■ Set exercise: Your task is to gather the lines below that hold the string "this".

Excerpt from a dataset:
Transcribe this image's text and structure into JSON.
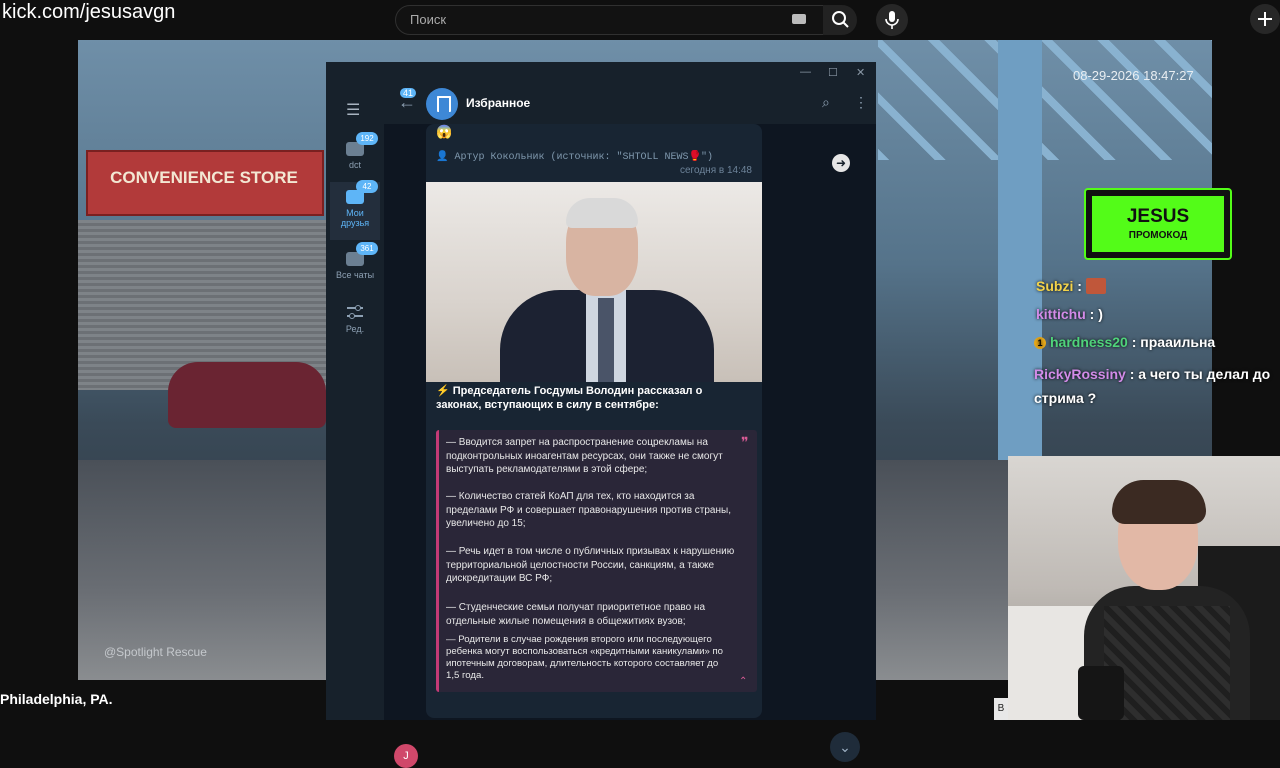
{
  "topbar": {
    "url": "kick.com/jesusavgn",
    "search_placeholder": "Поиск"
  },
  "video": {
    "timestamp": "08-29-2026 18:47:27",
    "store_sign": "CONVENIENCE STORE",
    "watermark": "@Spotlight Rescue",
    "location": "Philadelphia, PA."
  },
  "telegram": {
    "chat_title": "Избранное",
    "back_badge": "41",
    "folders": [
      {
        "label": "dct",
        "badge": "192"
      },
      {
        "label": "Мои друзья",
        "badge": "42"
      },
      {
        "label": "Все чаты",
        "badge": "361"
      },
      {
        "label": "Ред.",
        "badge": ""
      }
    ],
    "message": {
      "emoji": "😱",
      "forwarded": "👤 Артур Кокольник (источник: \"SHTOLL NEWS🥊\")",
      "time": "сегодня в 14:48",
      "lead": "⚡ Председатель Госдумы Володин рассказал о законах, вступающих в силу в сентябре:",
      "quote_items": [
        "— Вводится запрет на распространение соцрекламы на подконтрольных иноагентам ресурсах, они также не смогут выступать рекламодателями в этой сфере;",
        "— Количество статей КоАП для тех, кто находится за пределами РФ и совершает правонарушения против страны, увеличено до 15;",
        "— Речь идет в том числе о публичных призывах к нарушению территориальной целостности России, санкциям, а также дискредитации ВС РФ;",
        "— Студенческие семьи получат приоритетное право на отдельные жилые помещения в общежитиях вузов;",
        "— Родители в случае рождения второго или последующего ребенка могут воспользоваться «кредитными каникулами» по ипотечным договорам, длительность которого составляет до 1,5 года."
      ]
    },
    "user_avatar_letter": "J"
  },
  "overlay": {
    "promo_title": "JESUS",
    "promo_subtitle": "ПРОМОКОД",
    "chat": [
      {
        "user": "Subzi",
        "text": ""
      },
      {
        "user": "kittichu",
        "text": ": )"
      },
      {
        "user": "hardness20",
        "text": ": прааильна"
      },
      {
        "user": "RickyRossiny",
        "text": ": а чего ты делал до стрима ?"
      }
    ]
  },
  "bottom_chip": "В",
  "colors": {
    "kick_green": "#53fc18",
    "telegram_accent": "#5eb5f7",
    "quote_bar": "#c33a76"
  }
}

* * *

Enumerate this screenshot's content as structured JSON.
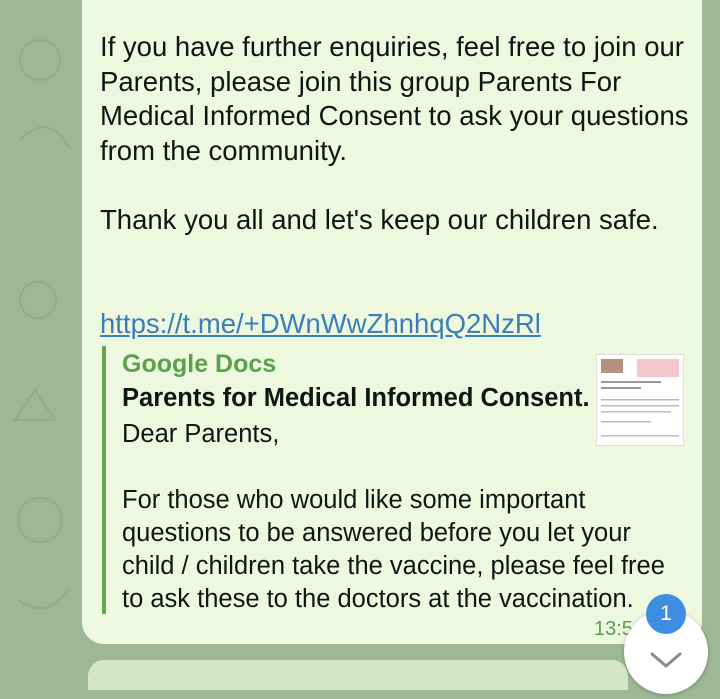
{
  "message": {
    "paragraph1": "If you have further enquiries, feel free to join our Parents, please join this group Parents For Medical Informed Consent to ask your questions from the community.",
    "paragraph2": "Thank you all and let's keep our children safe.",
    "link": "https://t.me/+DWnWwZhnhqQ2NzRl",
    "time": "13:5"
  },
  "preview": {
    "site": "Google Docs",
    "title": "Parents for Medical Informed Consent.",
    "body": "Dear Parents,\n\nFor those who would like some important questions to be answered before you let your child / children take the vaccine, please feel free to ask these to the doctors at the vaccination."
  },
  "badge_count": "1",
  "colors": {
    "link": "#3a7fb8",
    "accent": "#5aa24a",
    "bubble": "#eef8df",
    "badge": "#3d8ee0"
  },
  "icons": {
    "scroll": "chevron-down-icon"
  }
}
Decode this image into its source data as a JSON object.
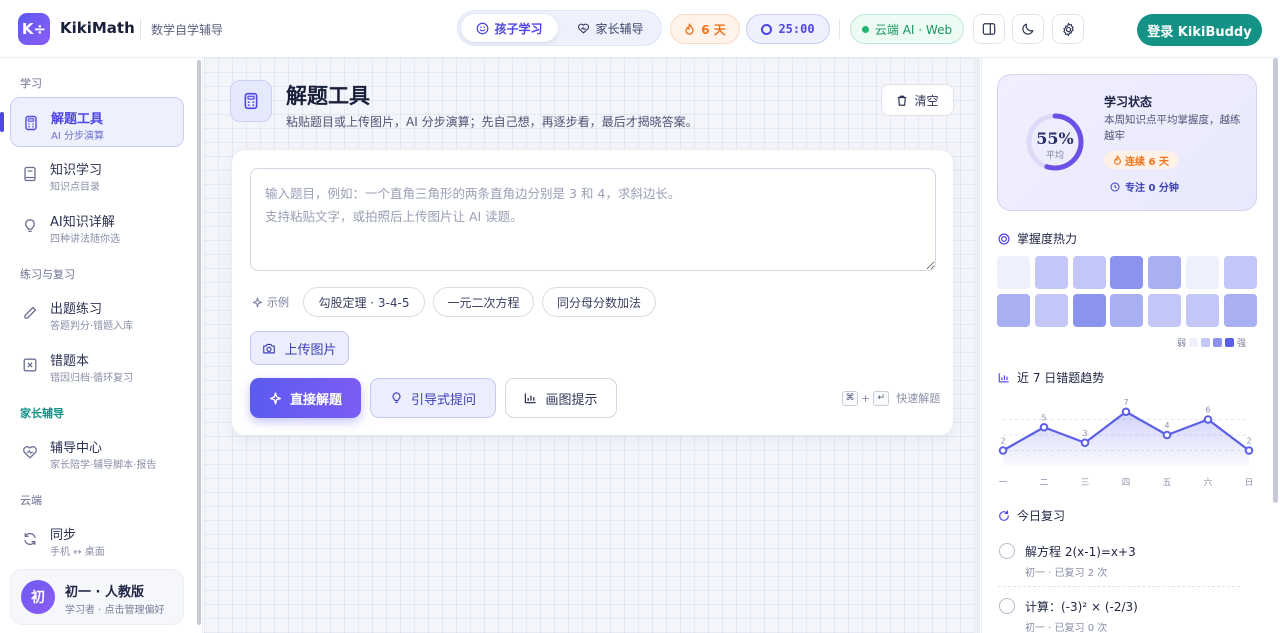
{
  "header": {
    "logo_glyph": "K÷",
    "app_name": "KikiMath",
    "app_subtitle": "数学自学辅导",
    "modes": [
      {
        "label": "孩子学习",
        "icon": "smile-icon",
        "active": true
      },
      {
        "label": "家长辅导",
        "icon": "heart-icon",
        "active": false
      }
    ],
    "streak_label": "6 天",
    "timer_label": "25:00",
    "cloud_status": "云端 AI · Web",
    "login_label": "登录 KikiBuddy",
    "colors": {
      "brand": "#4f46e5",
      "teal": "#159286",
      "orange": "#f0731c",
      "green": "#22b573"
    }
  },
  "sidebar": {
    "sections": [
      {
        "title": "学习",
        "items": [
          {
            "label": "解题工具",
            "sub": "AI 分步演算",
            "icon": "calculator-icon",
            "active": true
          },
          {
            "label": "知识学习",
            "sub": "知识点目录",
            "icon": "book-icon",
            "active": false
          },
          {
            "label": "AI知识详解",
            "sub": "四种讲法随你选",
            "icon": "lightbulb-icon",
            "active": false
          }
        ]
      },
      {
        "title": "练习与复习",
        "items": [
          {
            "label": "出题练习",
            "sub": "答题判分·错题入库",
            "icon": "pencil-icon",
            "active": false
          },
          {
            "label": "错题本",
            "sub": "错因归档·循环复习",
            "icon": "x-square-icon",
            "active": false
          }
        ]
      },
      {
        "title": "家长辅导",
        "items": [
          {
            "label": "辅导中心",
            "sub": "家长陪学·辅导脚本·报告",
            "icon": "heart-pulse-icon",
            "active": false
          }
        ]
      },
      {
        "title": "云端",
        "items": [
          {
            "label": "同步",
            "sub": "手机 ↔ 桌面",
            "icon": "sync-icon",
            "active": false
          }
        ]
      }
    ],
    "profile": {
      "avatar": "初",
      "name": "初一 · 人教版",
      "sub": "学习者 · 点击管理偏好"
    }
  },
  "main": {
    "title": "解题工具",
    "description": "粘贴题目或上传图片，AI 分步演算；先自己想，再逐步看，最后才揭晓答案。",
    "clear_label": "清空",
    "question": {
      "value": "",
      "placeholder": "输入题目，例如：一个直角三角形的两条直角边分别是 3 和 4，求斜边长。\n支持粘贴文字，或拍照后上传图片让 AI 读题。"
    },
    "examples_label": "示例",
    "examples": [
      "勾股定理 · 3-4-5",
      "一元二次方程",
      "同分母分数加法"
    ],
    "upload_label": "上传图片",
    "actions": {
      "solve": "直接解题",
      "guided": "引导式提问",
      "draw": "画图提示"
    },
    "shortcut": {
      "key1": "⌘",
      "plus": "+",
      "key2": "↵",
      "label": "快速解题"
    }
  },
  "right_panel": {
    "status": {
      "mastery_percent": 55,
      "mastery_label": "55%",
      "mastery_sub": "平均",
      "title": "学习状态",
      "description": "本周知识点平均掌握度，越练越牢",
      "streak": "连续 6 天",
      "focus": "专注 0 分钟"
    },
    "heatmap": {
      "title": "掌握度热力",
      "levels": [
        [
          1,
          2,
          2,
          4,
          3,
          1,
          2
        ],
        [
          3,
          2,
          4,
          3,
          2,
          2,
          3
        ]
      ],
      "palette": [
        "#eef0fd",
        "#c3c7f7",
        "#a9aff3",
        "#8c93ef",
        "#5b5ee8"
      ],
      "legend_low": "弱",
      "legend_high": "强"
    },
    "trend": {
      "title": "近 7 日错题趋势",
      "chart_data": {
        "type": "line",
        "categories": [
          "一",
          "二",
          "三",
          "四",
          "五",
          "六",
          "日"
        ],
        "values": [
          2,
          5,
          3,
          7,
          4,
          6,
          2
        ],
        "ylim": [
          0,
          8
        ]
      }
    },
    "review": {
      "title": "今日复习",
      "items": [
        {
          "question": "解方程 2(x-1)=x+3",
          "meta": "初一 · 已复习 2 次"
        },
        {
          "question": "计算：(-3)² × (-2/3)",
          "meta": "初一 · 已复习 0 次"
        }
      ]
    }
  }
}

■ Response to the task:
Transcribe this image's text and structure into JSON.
Enumerate this screenshot's content as structured JSON.
    "paragraph1": "If you have further enquiries, feel free to join our Parents, please join this group Parents For Medical Informed Consent to ask your questions from the community.",
Decode this image into its source data as a JSON object.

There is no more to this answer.